_Problem description_. Write out the data again exactly, skipping every picture.

_Some records_.
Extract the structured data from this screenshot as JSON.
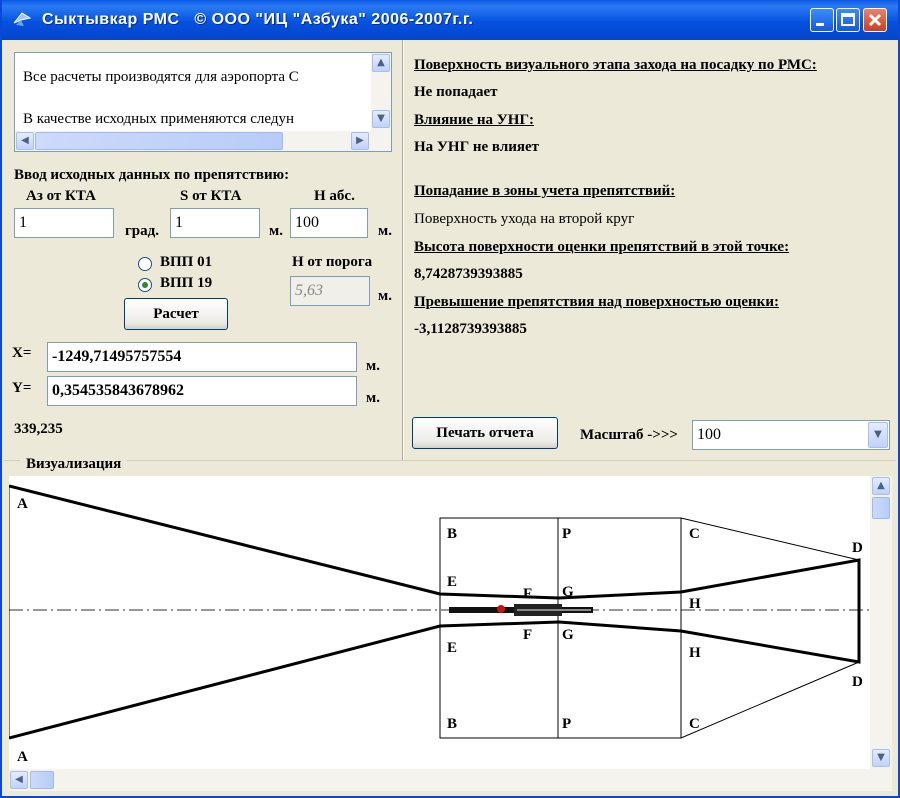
{
  "window": {
    "title": "Сыктывкар РМС   © ООО \"ИЦ \"Азбука\" 2006-2007г.г."
  },
  "memo": {
    "line1": "Все расчеты производятся для аэропорта С",
    "line2": "В качестве исходных применяются следун"
  },
  "input": {
    "section_title": "Ввод исходных данных по препятствию:",
    "az_label": "Аз от КТА",
    "az_value": "1",
    "az_unit": "град.",
    "s_label": "S от КТА",
    "s_value": "1",
    "s_unit": "м.",
    "h_label": "Н абс.",
    "h_value": "100",
    "h_unit": "м.",
    "runway1_label": "ВПП 01",
    "runway2_label": "ВПП 19",
    "runway_selected": "ВПП 19",
    "hthr_label": "Н от порога",
    "hthr_value": "5,63",
    "hthr_unit": "м.",
    "calc_button": "Расчет"
  },
  "coords": {
    "x_label": "X=",
    "x_value": "-1249,71495757554",
    "x_unit": "м.",
    "y_label": "Y=",
    "y_value": "0,354535843678962",
    "y_unit": "м.",
    "extra": "339,235"
  },
  "results": {
    "h1": "Поверхность визуального этапа захода на посадку по РМС:",
    "v1": "Не попадает",
    "h2": "Влияние на УНГ:",
    "v2": "На УНГ не влияет",
    "h3": "Попадание в зоны учета препятствий:",
    "v3": "Поверхность ухода на второй круг",
    "h4": "Высота поверхности оценки препятствий в этой точке:",
    "v4": "8,7428739393885",
    "h5": "Превышение препятствия над поверхностью оценки:",
    "v5": "-3,1128739393885"
  },
  "toolbar": {
    "print_button": "Печать отчета",
    "scale_label": "Масштаб ->>>",
    "scale_value": "100"
  },
  "viz": {
    "title": "Визуализация",
    "labels": {
      "A": "A",
      "B": "B",
      "P": "P",
      "C": "C",
      "D": "D",
      "E": "E",
      "F": "F",
      "G": "G",
      "H": "H"
    },
    "obstacle_color": "#CC1111"
  }
}
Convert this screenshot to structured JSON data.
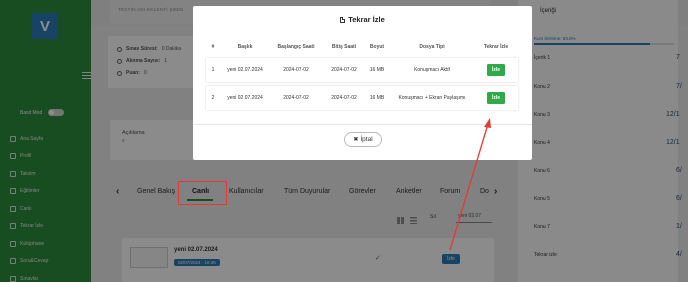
{
  "sidebar": {
    "logo": "V",
    "basit_mod": "Basit Mod",
    "items": [
      {
        "label": "Ana Sayfa",
        "icon": "home-icon"
      },
      {
        "label": "Profil",
        "icon": "user-icon"
      },
      {
        "label": "Takvim",
        "icon": "calendar-icon"
      },
      {
        "label": "Eğitimler",
        "icon": "book-icon"
      },
      {
        "label": "Canlı",
        "icon": "live-icon"
      },
      {
        "label": "Tekrar İzle",
        "icon": "replay-icon"
      },
      {
        "label": "Kütüphane",
        "icon": "library-icon"
      },
      {
        "label": "Soru&Cevap",
        "icon": "qa-icon"
      },
      {
        "label": "Sınavlar",
        "icon": "exam-icon"
      }
    ]
  },
  "background": {
    "top_title": "TESTİN ADI EKLENTİ ŞİMDİ",
    "info": [
      {
        "label": "Sınav Süresi:",
        "value": "0 Dakika"
      },
      {
        "label": "Alınma Sayısı:",
        "value": "1"
      },
      {
        "label": "Puan:",
        "value": "0"
      }
    ],
    "description_label": "Açıklama",
    "description_value": "s",
    "tabs": [
      "Genel Bakış",
      "Canlı",
      "Kullanıcılar",
      "Tüm Duyurular",
      "Görevler",
      "Anketler",
      "Forum",
      "Do"
    ],
    "sort_label": "Sıl",
    "search_value": "yeni 02.07",
    "list_item": {
      "title": "yeni 02.07.2024",
      "date_badge": "02/07/2024 - 16:36",
      "button": "İzle"
    },
    "right": {
      "header": "İçeriği",
      "progress_label": "Kurs ilerleme: 83.0%",
      "progress": 0.83,
      "items": [
        {
          "label": "İçerik 1",
          "num": "7"
        },
        {
          "label": "Konu 2",
          "num": "7/"
        },
        {
          "label": "Konu 3",
          "num": "12/1"
        },
        {
          "label": "Konu 4",
          "num": "12/1"
        },
        {
          "label": "Konu 6",
          "num": "6/"
        },
        {
          "label": "Konu 5",
          "num": "6/"
        },
        {
          "label": "Konu 7",
          "num": "1/"
        },
        {
          "label": "Tekrar izle",
          "num": "4/"
        }
      ]
    }
  },
  "modal": {
    "title": "Tekrar İzle",
    "columns": [
      "#",
      "Başlık",
      "Başlangıç Saati",
      "Bitiş Saati",
      "Boyut",
      "Dosya Tipi",
      "Tekrar İzle"
    ],
    "rows": [
      {
        "no": "1",
        "title": "yeni 02.07.2024",
        "start": "2024-07-02",
        "end": "2024-07-02",
        "size": "16 MB",
        "type": "Konuşmacı Aktif",
        "action": "İzle"
      },
      {
        "no": "2",
        "title": "yeni 02.07.2024",
        "start": "2024-07-02",
        "end": "2024-07-02",
        "size": "16 MB",
        "type": "Konuşmacı + Ekran Paylaşımı",
        "action": "İzle"
      }
    ],
    "cancel": "İptal"
  },
  "colors": {
    "sidebar": "#2d8a3c",
    "accent_blue": "#2a7db8",
    "button_green": "#2eaa4b",
    "highlight_red": "#e53935"
  }
}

_Written reply_.
Extract the structured data from this screenshot as JSON.
{
  "window": {
    "title": "Сыктывкар РМС   © ООО \"ИЦ \"Азбука\" 2006-2007г.г."
  },
  "memo": {
    "line1": "Все расчеты производятся для аэропорта С",
    "line2": "В качестве исходных применяются следун"
  },
  "input": {
    "section_title": "Ввод исходных данных по препятствию:",
    "az_label": "Аз от КТА",
    "az_value": "1",
    "az_unit": "град.",
    "s_label": "S от КТА",
    "s_value": "1",
    "s_unit": "м.",
    "h_label": "Н абс.",
    "h_value": "100",
    "h_unit": "м.",
    "runway1_label": "ВПП 01",
    "runway2_label": "ВПП 19",
    "runway_selected": "ВПП 19",
    "hthr_label": "Н от порога",
    "hthr_value": "5,63",
    "hthr_unit": "м.",
    "calc_button": "Расчет"
  },
  "coords": {
    "x_label": "X=",
    "x_value": "-1249,71495757554",
    "x_unit": "м.",
    "y_label": "Y=",
    "y_value": "0,354535843678962",
    "y_unit": "м.",
    "extra": "339,235"
  },
  "results": {
    "h1": "Поверхность визуального этапа захода на посадку по РМС:",
    "v1": "Не попадает",
    "h2": "Влияние на УНГ:",
    "v2": "На УНГ не влияет",
    "h3": "Попадание в зоны учета препятствий:",
    "v3": "Поверхность ухода на второй круг",
    "h4": "Высота поверхности оценки препятствий в этой точке:",
    "v4": "8,7428739393885",
    "h5": "Превышение препятствия над поверхностью оценки:",
    "v5": "-3,1128739393885"
  },
  "toolbar": {
    "print_button": "Печать отчета",
    "scale_label": "Масштаб ->>>",
    "scale_value": "100"
  },
  "viz": {
    "title": "Визуализация",
    "labels": {
      "A": "A",
      "B": "B",
      "P": "P",
      "C": "C",
      "D": "D",
      "E": "E",
      "F": "F",
      "G": "G",
      "H": "H"
    },
    "obstacle_color": "#CC1111"
  }
}
Convert this screenshot to structured JSON data.
{
  "sidebar": {
    "logo": "V",
    "basit_mod": "Basit Mod",
    "items": [
      {
        "label": "Ana Sayfa",
        "icon": "home-icon"
      },
      {
        "label": "Profil",
        "icon": "user-icon"
      },
      {
        "label": "Takvim",
        "icon": "calendar-icon"
      },
      {
        "label": "Eğitimler",
        "icon": "book-icon"
      },
      {
        "label": "Canlı",
        "icon": "live-icon"
      },
      {
        "label": "Tekrar İzle",
        "icon": "replay-icon"
      },
      {
        "label": "Kütüphane",
        "icon": "library-icon"
      },
      {
        "label": "Soru&Cevap",
        "icon": "qa-icon"
      },
      {
        "label": "Sınavlar",
        "icon": "exam-icon"
      }
    ]
  },
  "background": {
    "top_title": "TESTİN ADI EKLENTİ ŞİMDİ",
    "info": [
      {
        "label": "Sınav Süresi:",
        "value": "0 Dakika"
      },
      {
        "label": "Alınma Sayısı:",
        "value": "1"
      },
      {
        "label": "Puan:",
        "value": "0"
      }
    ],
    "description_label": "Açıklama",
    "description_value": "s",
    "tabs": [
      "Genel Bakış",
      "Canlı",
      "Kullanıcılar",
      "Tüm Duyurular",
      "Görevler",
      "Anketler",
      "Forum",
      "Do"
    ],
    "sort_label": "Sıl",
    "search_value": "yeni 02.07",
    "list_item": {
      "title": "yeni 02.07.2024",
      "date_badge": "02/07/2024 - 16:36",
      "button": "İzle"
    },
    "right": {
      "header": "İçeriği",
      "progress_label": "Kurs ilerleme: 83.0%",
      "progress": 0.83,
      "items": [
        {
          "label": "İçerik 1",
          "num": "7"
        },
        {
          "label": "Konu 2",
          "num": "7/"
        },
        {
          "label": "Konu 3",
          "num": "12/1"
        },
        {
          "label": "Konu 4",
          "num": "12/1"
        },
        {
          "label": "Konu 6",
          "num": "6/"
        },
        {
          "label": "Konu 5",
          "num": "6/"
        },
        {
          "label": "Konu 7",
          "num": "1/"
        },
        {
          "label": "Tekrar izle",
          "num": "4/"
        }
      ]
    }
  },
  "modal": {
    "title": "Tekrar İzle",
    "columns": [
      "#",
      "Başlık",
      "Başlangıç Saati",
      "Bitiş Saati",
      "Boyut",
      "Dosya Tipi",
      "Tekrar İzle"
    ],
    "rows": [
      {
        "no": "1",
        "title": "yeni 02.07.2024",
        "start": "2024-07-02",
        "end": "2024-07-02",
        "size": "16 MB",
        "type": "Konuşmacı Aktif",
        "action": "İzle"
      },
      {
        "no": "2",
        "title": "yeni 02.07.2024",
        "start": "2024-07-02",
        "end": "2024-07-02",
        "size": "16 MB",
        "type": "Konuşmacı + Ekran Paylaşımı",
        "action": "İzle"
      }
    ],
    "cancel": "İptal"
  },
  "colors": {
    "sidebar": "#2d8a3c",
    "accent_blue": "#2a7db8",
    "button_green": "#2eaa4b",
    "highlight_red": "#e53935"
  }
}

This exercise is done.